Figure collection entries
########################################

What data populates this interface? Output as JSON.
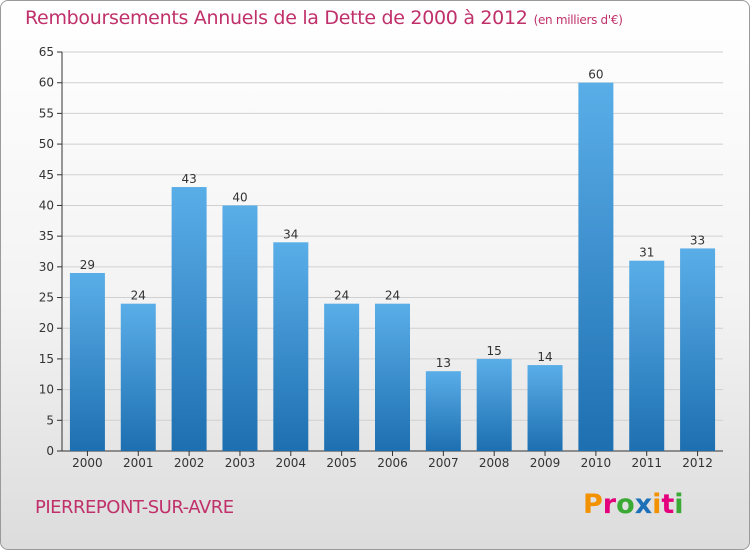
{
  "header": {
    "title": "Remboursements Annuels de la Dette de 2000 à 2012",
    "unit": "(en milliers d'€)"
  },
  "footer": {
    "commune": "PIERREPONT-SUR-AVRE",
    "logo_text": "Proxiti",
    "logo_colors": [
      "#f39200",
      "#e4007c",
      "#3aaa35",
      "#1d71b8",
      "#f39200",
      "#e4007c",
      "#3aaa35"
    ]
  },
  "colors": {
    "title": "#c0306a",
    "bar_top": "#5aaee8",
    "bar_bottom": "#1d6fb0",
    "grid": "#d0d0d0",
    "axis": "#333333"
  },
  "chart_data": {
    "type": "bar",
    "title": "Remboursements Annuels de la Dette de 2000 à 2012",
    "xlabel": "",
    "ylabel": "",
    "categories": [
      "2000",
      "2001",
      "2002",
      "2003",
      "2004",
      "2005",
      "2006",
      "2007",
      "2008",
      "2009",
      "2010",
      "2011",
      "2012"
    ],
    "values": [
      29,
      24,
      43,
      40,
      34,
      24,
      24,
      13,
      15,
      14,
      60,
      31,
      33
    ],
    "ylim": [
      0,
      65
    ],
    "yticks": [
      0,
      5,
      10,
      15,
      20,
      25,
      30,
      35,
      40,
      45,
      50,
      55,
      60,
      65
    ],
    "grid": true,
    "data_labels": true
  }
}
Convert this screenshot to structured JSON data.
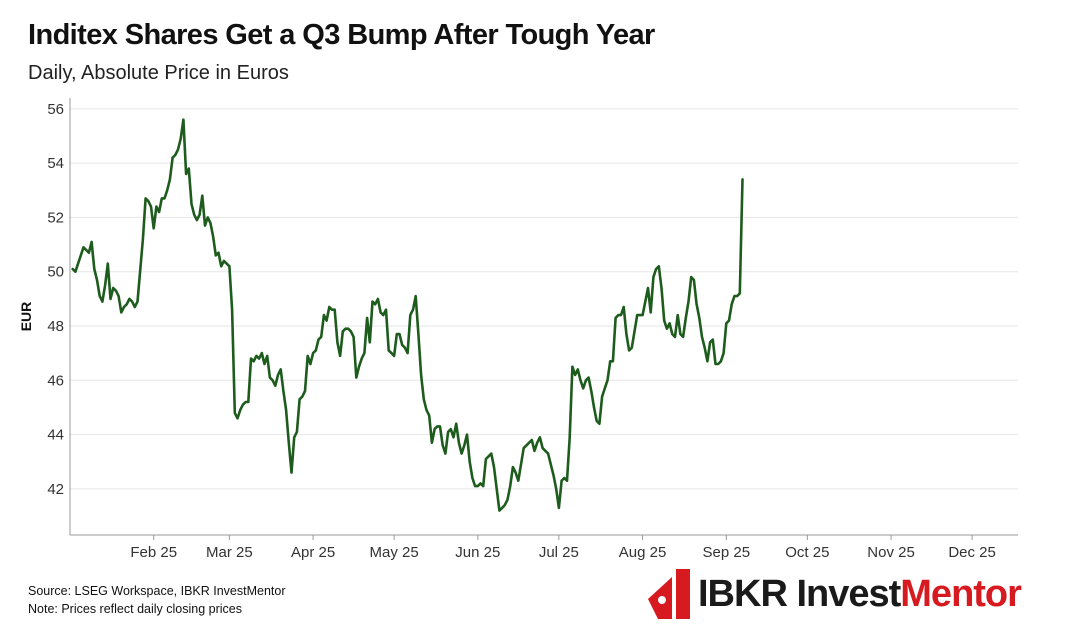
{
  "header": {
    "title": "Inditex Shares Get a Q3 Bump After Tough Year",
    "subtitle": "Daily, Absolute Price in Euros"
  },
  "footer": {
    "source": "Source: LSEG Workspace, IBKR InvestMentor",
    "note": "Note: Prices reflect daily closing prices"
  },
  "brand": {
    "name_part1": "IBKR Invest",
    "name_part2": "Mentor",
    "logo_icon": "ibkr-logo-icon",
    "colors": {
      "dark": "#1a1a1a",
      "red": "#d71920"
    }
  },
  "chart_data": {
    "type": "line",
    "title": "Inditex Shares Get a Q3 Bump After Tough Year",
    "subtitle": "Daily, Absolute Price in Euros",
    "xlabel": "",
    "ylabel": "EUR",
    "ylim": [
      40.3,
      56.4
    ],
    "yticks": [
      42,
      44,
      46,
      48,
      50,
      52,
      54,
      56
    ],
    "x_range_days": [
      0,
      351
    ],
    "xticks": [
      {
        "label": "Feb 25",
        "day": 31
      },
      {
        "label": "Mar 25",
        "day": 59
      },
      {
        "label": "Apr 25",
        "day": 90
      },
      {
        "label": "May 25",
        "day": 120
      },
      {
        "label": "Jun 25",
        "day": 151
      },
      {
        "label": "Jul 25",
        "day": 181
      },
      {
        "label": "Aug 25",
        "day": 212
      },
      {
        "label": "Sep 25",
        "day": 243
      },
      {
        "label": "Oct 25",
        "day": 273
      },
      {
        "label": "Nov 25",
        "day": 304
      },
      {
        "label": "Dec 25",
        "day": 334
      }
    ],
    "grid": true,
    "line_color": "#1e5c1e",
    "series": [
      {
        "name": "Inditex close (EUR)",
        "x_unit": "days since 1 Jan 2025",
        "points": [
          [
            1,
            50.1
          ],
          [
            2,
            50.0
          ],
          [
            4,
            50.6
          ],
          [
            5,
            50.9
          ],
          [
            6,
            50.8
          ],
          [
            7,
            50.7
          ],
          [
            8,
            51.1
          ],
          [
            9,
            50.1
          ],
          [
            10,
            49.7
          ],
          [
            11,
            49.1
          ],
          [
            12,
            48.9
          ],
          [
            13,
            49.5
          ],
          [
            14,
            50.3
          ],
          [
            15,
            49.0
          ],
          [
            16,
            49.4
          ],
          [
            17,
            49.3
          ],
          [
            18,
            49.1
          ],
          [
            19,
            48.5
          ],
          [
            20,
            48.7
          ],
          [
            21,
            48.8
          ],
          [
            22,
            49.0
          ],
          [
            23,
            48.9
          ],
          [
            24,
            48.7
          ],
          [
            25,
            48.9
          ],
          [
            27,
            51.2
          ],
          [
            28,
            52.7
          ],
          [
            29,
            52.6
          ],
          [
            30,
            52.4
          ],
          [
            31,
            51.6
          ],
          [
            32,
            52.4
          ],
          [
            33,
            52.2
          ],
          [
            34,
            52.7
          ],
          [
            35,
            52.7
          ],
          [
            36,
            53.0
          ],
          [
            37,
            53.4
          ],
          [
            38,
            54.2
          ],
          [
            39,
            54.3
          ],
          [
            40,
            54.5
          ],
          [
            41,
            54.9
          ],
          [
            42,
            55.6
          ],
          [
            43,
            53.6
          ],
          [
            44,
            53.8
          ],
          [
            45,
            52.5
          ],
          [
            46,
            52.1
          ],
          [
            47,
            51.9
          ],
          [
            48,
            52.1
          ],
          [
            49,
            52.8
          ],
          [
            50,
            51.7
          ],
          [
            51,
            52.0
          ],
          [
            52,
            51.8
          ],
          [
            53,
            51.3
          ],
          [
            54,
            50.6
          ],
          [
            55,
            50.7
          ],
          [
            56,
            50.2
          ],
          [
            57,
            50.4
          ],
          [
            58,
            50.3
          ],
          [
            59,
            50.2
          ],
          [
            60,
            48.6
          ],
          [
            61,
            44.8
          ],
          [
            62,
            44.6
          ],
          [
            63,
            44.9
          ],
          [
            64,
            45.1
          ],
          [
            65,
            45.2
          ],
          [
            66,
            45.2
          ],
          [
            67,
            46.8
          ],
          [
            68,
            46.7
          ],
          [
            69,
            46.9
          ],
          [
            70,
            46.8
          ],
          [
            71,
            47.0
          ],
          [
            72,
            46.6
          ],
          [
            73,
            46.9
          ],
          [
            74,
            46.1
          ],
          [
            75,
            46.0
          ],
          [
            76,
            45.8
          ],
          [
            77,
            46.2
          ],
          [
            78,
            46.4
          ],
          [
            79,
            45.6
          ],
          [
            80,
            44.9
          ],
          [
            81,
            43.7
          ],
          [
            82,
            42.6
          ],
          [
            83,
            43.9
          ],
          [
            84,
            44.1
          ],
          [
            85,
            45.3
          ],
          [
            86,
            45.4
          ],
          [
            87,
            45.6
          ],
          [
            88,
            46.9
          ],
          [
            89,
            46.6
          ],
          [
            90,
            47.0
          ],
          [
            91,
            47.1
          ],
          [
            92,
            47.5
          ],
          [
            93,
            47.6
          ],
          [
            94,
            48.4
          ],
          [
            95,
            48.2
          ],
          [
            96,
            48.7
          ],
          [
            97,
            48.6
          ],
          [
            98,
            48.6
          ],
          [
            99,
            47.4
          ],
          [
            100,
            46.9
          ],
          [
            101,
            47.8
          ],
          [
            102,
            47.9
          ],
          [
            103,
            47.9
          ],
          [
            104,
            47.8
          ],
          [
            105,
            47.6
          ],
          [
            106,
            46.1
          ],
          [
            107,
            46.5
          ],
          [
            108,
            46.8
          ],
          [
            109,
            47.0
          ],
          [
            110,
            48.3
          ],
          [
            111,
            47.4
          ],
          [
            112,
            48.9
          ],
          [
            113,
            48.8
          ],
          [
            114,
            49.0
          ],
          [
            115,
            48.5
          ],
          [
            116,
            48.4
          ],
          [
            117,
            48.6
          ],
          [
            118,
            47.1
          ],
          [
            119,
            47.0
          ],
          [
            120,
            46.9
          ],
          [
            121,
            47.7
          ],
          [
            122,
            47.7
          ],
          [
            123,
            47.3
          ],
          [
            124,
            47.2
          ],
          [
            125,
            47.0
          ],
          [
            126,
            48.4
          ],
          [
            127,
            48.6
          ],
          [
            128,
            49.1
          ],
          [
            129,
            47.7
          ],
          [
            130,
            46.2
          ],
          [
            131,
            45.3
          ],
          [
            132,
            44.9
          ],
          [
            133,
            44.7
          ],
          [
            134,
            43.7
          ],
          [
            135,
            44.2
          ],
          [
            136,
            44.3
          ],
          [
            137,
            44.3
          ],
          [
            138,
            43.6
          ],
          [
            139,
            43.3
          ],
          [
            140,
            44.1
          ],
          [
            141,
            44.2
          ],
          [
            142,
            43.9
          ],
          [
            143,
            44.4
          ],
          [
            144,
            43.7
          ],
          [
            145,
            43.3
          ],
          [
            146,
            43.6
          ],
          [
            147,
            44.0
          ],
          [
            148,
            43.0
          ],
          [
            149,
            42.4
          ],
          [
            150,
            42.1
          ],
          [
            151,
            42.1
          ],
          [
            152,
            42.2
          ],
          [
            153,
            42.1
          ],
          [
            154,
            43.1
          ],
          [
            155,
            43.2
          ],
          [
            156,
            43.3
          ],
          [
            157,
            42.8
          ],
          [
            158,
            42.0
          ],
          [
            159,
            41.2
          ],
          [
            160,
            41.3
          ],
          [
            161,
            41.4
          ],
          [
            162,
            41.6
          ],
          [
            163,
            42.1
          ],
          [
            164,
            42.8
          ],
          [
            165,
            42.6
          ],
          [
            166,
            42.3
          ],
          [
            167,
            42.9
          ],
          [
            168,
            43.5
          ],
          [
            169,
            43.6
          ],
          [
            170,
            43.7
          ],
          [
            171,
            43.8
          ],
          [
            172,
            43.4
          ],
          [
            173,
            43.7
          ],
          [
            174,
            43.9
          ],
          [
            175,
            43.5
          ],
          [
            176,
            43.4
          ],
          [
            177,
            43.3
          ],
          [
            178,
            42.9
          ],
          [
            179,
            42.5
          ],
          [
            180,
            42.0
          ],
          [
            181,
            41.3
          ],
          [
            182,
            42.3
          ],
          [
            183,
            42.4
          ],
          [
            184,
            42.3
          ],
          [
            185,
            43.9
          ],
          [
            186,
            46.5
          ],
          [
            187,
            46.2
          ],
          [
            188,
            46.4
          ],
          [
            189,
            46.0
          ],
          [
            190,
            45.7
          ],
          [
            191,
            46.0
          ],
          [
            192,
            46.1
          ],
          [
            193,
            45.6
          ],
          [
            194,
            45.0
          ],
          [
            195,
            44.5
          ],
          [
            196,
            44.4
          ],
          [
            197,
            45.4
          ],
          [
            198,
            45.7
          ],
          [
            199,
            46.0
          ],
          [
            200,
            46.7
          ],
          [
            201,
            46.7
          ],
          [
            202,
            48.3
          ],
          [
            203,
            48.4
          ],
          [
            204,
            48.4
          ],
          [
            205,
            48.7
          ],
          [
            206,
            47.7
          ],
          [
            207,
            47.1
          ],
          [
            208,
            47.2
          ],
          [
            209,
            47.8
          ],
          [
            210,
            48.4
          ],
          [
            211,
            48.4
          ],
          [
            212,
            48.4
          ],
          [
            213,
            48.9
          ],
          [
            214,
            49.4
          ],
          [
            215,
            48.5
          ],
          [
            216,
            49.8
          ],
          [
            217,
            50.1
          ],
          [
            218,
            50.2
          ],
          [
            219,
            49.4
          ],
          [
            220,
            48.2
          ],
          [
            221,
            47.9
          ],
          [
            222,
            48.1
          ],
          [
            223,
            47.7
          ],
          [
            224,
            47.6
          ],
          [
            225,
            48.4
          ],
          [
            226,
            47.7
          ],
          [
            227,
            47.6
          ],
          [
            228,
            48.3
          ],
          [
            229,
            48.9
          ],
          [
            230,
            49.8
          ],
          [
            231,
            49.7
          ],
          [
            232,
            48.8
          ],
          [
            233,
            48.3
          ],
          [
            234,
            47.6
          ],
          [
            235,
            47.2
          ],
          [
            236,
            46.7
          ],
          [
            237,
            47.4
          ],
          [
            238,
            47.5
          ],
          [
            239,
            46.6
          ],
          [
            240,
            46.6
          ],
          [
            241,
            46.7
          ],
          [
            242,
            47.0
          ],
          [
            243,
            48.1
          ],
          [
            244,
            48.2
          ],
          [
            245,
            48.8
          ],
          [
            246,
            49.1
          ],
          [
            247,
            49.1
          ],
          [
            248,
            49.2
          ],
          [
            249,
            53.4
          ]
        ]
      }
    ]
  }
}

########################################

# Task instructions
Display every line of the listing that contains the string "JSON".

# Exercise output
What data populates this interface? Output as JSON.
Convert this screenshot to structured JSON data.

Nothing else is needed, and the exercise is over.